_WORK TO BE COMPLETED_
Check every line of the entries below for the word "Codes", and copy the ones that have it.

# start of INPUT MATERIAL

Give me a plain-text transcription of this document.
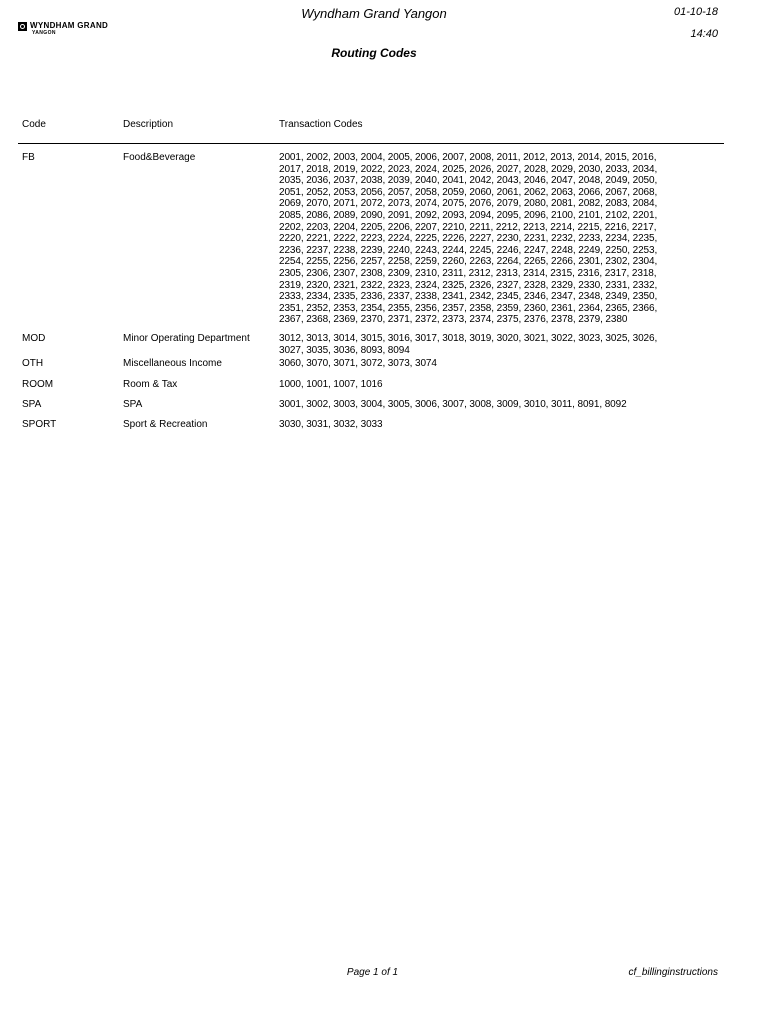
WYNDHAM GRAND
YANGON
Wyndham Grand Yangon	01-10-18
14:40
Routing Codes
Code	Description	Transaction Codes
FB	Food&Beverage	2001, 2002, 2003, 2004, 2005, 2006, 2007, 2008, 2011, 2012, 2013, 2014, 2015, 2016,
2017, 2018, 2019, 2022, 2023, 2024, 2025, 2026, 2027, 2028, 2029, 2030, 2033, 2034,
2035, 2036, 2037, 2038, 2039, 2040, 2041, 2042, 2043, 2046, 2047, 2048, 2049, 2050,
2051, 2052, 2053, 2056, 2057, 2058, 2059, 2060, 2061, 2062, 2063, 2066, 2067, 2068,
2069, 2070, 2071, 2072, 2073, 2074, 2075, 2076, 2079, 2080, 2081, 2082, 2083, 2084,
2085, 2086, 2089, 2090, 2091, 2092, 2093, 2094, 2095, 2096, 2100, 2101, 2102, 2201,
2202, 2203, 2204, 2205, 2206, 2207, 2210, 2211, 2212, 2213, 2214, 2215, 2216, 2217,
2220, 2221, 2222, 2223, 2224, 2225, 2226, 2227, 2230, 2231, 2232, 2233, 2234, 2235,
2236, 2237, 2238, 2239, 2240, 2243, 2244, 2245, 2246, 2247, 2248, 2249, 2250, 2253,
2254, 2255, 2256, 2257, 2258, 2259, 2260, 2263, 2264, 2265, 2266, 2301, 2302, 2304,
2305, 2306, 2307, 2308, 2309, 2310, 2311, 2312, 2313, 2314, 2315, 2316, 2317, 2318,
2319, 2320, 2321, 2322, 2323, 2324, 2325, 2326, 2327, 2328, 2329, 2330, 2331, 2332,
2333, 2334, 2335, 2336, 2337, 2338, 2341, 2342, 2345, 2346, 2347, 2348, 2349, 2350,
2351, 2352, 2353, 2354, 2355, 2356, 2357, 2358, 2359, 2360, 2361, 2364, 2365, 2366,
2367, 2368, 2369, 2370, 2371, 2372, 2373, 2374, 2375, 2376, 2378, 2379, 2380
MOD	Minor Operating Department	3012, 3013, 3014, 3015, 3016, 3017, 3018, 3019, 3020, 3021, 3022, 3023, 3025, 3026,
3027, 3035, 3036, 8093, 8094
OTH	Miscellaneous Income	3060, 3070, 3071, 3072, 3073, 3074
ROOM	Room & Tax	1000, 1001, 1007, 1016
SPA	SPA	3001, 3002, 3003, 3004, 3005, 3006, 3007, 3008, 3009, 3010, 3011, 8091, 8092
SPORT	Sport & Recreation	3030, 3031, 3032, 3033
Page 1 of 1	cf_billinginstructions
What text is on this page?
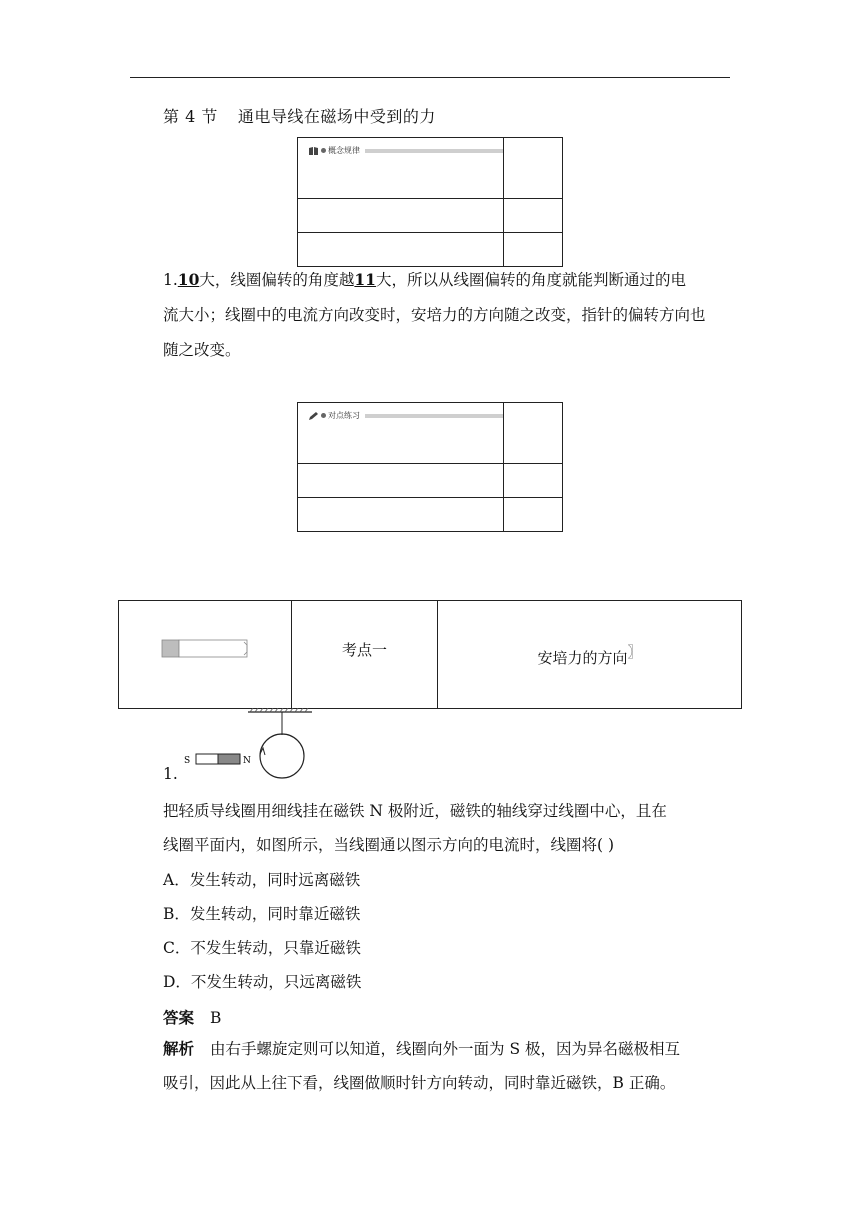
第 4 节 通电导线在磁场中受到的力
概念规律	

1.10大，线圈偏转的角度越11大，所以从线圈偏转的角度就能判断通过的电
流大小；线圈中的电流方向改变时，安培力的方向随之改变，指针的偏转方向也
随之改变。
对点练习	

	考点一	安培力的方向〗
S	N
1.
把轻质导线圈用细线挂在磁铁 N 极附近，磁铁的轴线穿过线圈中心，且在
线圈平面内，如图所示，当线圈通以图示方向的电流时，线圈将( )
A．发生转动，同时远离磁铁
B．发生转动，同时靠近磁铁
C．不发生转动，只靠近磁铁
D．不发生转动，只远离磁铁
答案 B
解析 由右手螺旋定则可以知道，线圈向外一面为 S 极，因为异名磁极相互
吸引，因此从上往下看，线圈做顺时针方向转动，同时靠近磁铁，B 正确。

# end of INPUT MATERIAL

_FULL RESPONSE_
Routing Codes
Code	Description	Transaction Codes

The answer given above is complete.